-- start of Text excerpt --
A. The Yearly Round of Observances:

1)New Year's Festival
 

The Yearly Round of Observances starts with the New Year's Festival. In an urban society, people visit a Shinto shrine or a Buddhist temple during the first three days of a year as the first thing to do. In a rural society based on agriculture, however, each house executes a ceremony by themselves to invite the deity of a year, or the communal body does it on behalf of each household, and a family or the community share with the ancestral spirits the specially prepared meal and the rice wine.

 
Even in an urban society, people place a new amulet received at a tutelary shrine of the locality or a new Taima (a special amulet purified and distributed by the Grand Shrine of Ise) in an alter of one's own house. After that, a family drinks Toso (the special sake for a new year's ceremony) and enjoys the New Year's meal.


2)Bon Festival
 

Bon festival held in July or in August as an ancestral souls' day is said to be a Buddhist festival related to Chinese Urabon sutra. However, it is also considered to be a folk Shinto faith with following reasons: people visit grave yards in order to recall the souls of ancestors which had been once sent to the Pure Land, being free from all the agonies of this world; all the members of a family or a clan get together to enjoy the specially prepared meal for the occasion. From these points, Bon Festival is considered to be one form of the amalgamated folk faith which has been customarily performed in Japan for a long time. It is even clear when we consider a fact that Buddhism originally does not say the continuous existence of individual soul after death.
-- end of Text excerpt --
What you will do |
1. In the text on the yearly round of observances, take the part that opens with the words containing "Even in an urban" and closes with "New Year's meal.", and write it out with "tutelary shrine" replaced by "guardian shrine".
2. Extend the text on the yearly round of observances with the next part, starting after its final sentence.
-- start of Information shown --
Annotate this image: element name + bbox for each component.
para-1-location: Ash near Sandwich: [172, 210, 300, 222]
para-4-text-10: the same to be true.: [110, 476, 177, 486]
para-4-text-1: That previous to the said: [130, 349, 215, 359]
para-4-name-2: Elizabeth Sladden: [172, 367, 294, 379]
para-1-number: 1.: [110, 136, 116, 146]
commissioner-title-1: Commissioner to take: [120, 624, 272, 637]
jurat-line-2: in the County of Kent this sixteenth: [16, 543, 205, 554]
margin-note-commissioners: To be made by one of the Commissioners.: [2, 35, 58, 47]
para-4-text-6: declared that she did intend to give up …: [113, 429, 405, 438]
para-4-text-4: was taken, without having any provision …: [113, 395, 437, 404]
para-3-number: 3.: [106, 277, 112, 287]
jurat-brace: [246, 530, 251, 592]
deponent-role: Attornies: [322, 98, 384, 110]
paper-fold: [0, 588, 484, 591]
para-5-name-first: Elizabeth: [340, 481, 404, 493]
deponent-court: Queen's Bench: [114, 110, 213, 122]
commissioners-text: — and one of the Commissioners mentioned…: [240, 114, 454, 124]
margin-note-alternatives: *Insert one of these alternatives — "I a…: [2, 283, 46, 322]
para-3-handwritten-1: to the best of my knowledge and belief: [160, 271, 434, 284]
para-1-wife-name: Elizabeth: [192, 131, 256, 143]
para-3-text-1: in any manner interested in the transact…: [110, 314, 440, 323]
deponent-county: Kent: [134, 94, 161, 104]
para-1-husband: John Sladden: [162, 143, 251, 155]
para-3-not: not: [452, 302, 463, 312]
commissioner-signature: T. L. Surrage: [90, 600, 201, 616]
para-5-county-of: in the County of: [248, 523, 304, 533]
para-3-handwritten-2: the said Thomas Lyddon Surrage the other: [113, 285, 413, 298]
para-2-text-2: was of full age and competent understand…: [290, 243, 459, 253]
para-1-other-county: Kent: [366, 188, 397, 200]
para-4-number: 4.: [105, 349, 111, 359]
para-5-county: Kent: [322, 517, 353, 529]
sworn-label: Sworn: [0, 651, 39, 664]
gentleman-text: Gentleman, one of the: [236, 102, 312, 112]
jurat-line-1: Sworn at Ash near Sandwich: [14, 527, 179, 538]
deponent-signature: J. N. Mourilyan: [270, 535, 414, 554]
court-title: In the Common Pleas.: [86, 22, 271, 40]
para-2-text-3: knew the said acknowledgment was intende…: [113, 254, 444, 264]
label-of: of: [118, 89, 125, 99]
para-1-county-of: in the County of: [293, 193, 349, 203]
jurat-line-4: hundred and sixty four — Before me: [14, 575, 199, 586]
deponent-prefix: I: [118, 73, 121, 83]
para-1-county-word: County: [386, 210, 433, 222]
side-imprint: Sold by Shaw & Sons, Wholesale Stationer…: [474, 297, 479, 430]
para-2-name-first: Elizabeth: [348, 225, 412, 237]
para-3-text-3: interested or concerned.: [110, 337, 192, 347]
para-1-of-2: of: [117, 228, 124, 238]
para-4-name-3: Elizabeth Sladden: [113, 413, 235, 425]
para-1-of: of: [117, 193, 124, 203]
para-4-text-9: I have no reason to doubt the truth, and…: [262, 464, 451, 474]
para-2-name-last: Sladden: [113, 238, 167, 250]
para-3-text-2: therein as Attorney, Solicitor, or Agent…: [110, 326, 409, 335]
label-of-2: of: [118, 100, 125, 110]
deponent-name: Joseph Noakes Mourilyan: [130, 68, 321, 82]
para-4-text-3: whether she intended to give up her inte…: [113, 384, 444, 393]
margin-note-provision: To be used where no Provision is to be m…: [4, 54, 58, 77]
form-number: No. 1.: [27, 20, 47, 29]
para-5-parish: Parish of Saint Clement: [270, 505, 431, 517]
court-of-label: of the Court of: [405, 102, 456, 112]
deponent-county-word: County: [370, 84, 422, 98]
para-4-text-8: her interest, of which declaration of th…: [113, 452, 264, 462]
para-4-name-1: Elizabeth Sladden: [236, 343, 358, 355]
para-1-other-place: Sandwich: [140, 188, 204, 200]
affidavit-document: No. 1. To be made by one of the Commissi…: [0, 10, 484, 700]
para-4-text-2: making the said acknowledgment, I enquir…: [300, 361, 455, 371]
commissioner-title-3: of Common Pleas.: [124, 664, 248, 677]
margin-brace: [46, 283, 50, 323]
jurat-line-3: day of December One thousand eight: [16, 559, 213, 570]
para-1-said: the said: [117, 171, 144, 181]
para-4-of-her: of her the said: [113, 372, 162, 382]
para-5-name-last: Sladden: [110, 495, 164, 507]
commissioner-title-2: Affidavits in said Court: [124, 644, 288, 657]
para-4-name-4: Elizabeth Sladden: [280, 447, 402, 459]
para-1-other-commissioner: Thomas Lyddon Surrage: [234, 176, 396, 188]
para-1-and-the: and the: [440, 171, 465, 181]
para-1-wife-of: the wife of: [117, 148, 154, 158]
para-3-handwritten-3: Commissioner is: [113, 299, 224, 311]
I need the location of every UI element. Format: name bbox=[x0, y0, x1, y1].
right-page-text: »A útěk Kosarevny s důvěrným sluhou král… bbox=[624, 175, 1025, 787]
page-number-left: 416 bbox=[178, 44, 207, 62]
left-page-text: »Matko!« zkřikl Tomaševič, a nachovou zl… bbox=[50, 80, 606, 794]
-- end of Information shown --
Answers to the exercises |
1.
Even in an urban society, people place a new amulet received at a guardian shrine of the locality or a new Taima (a special amulet purified and distributed by the Grand Shrine of Ise) in an alter of one's own house. After that, a family drinks Toso (the special sake for a new year's ceremony) and enjoys the New Year's meal.

2.
 

3)Other Festivals
 

There are many other festivals including those which are related to various kinds of professions, such as agricultural works, industrial works, or commercial activities. There are also many festivals to wish an individual happiness and prosperity avoiding any troubles and misfortunes, or those which have been influenced by Buddhism, Taoism, and Yin-Yang thought. There are seasonal festivals, too. On the last day of a year, the Japanese cleans a house and the surrounding area, and takes a bath to clean themselves, then eat Soba noodle to wait for a New Year. This is undoubtedly a custom based on Oharae (purification) that Shinto has been practiced since ancient times.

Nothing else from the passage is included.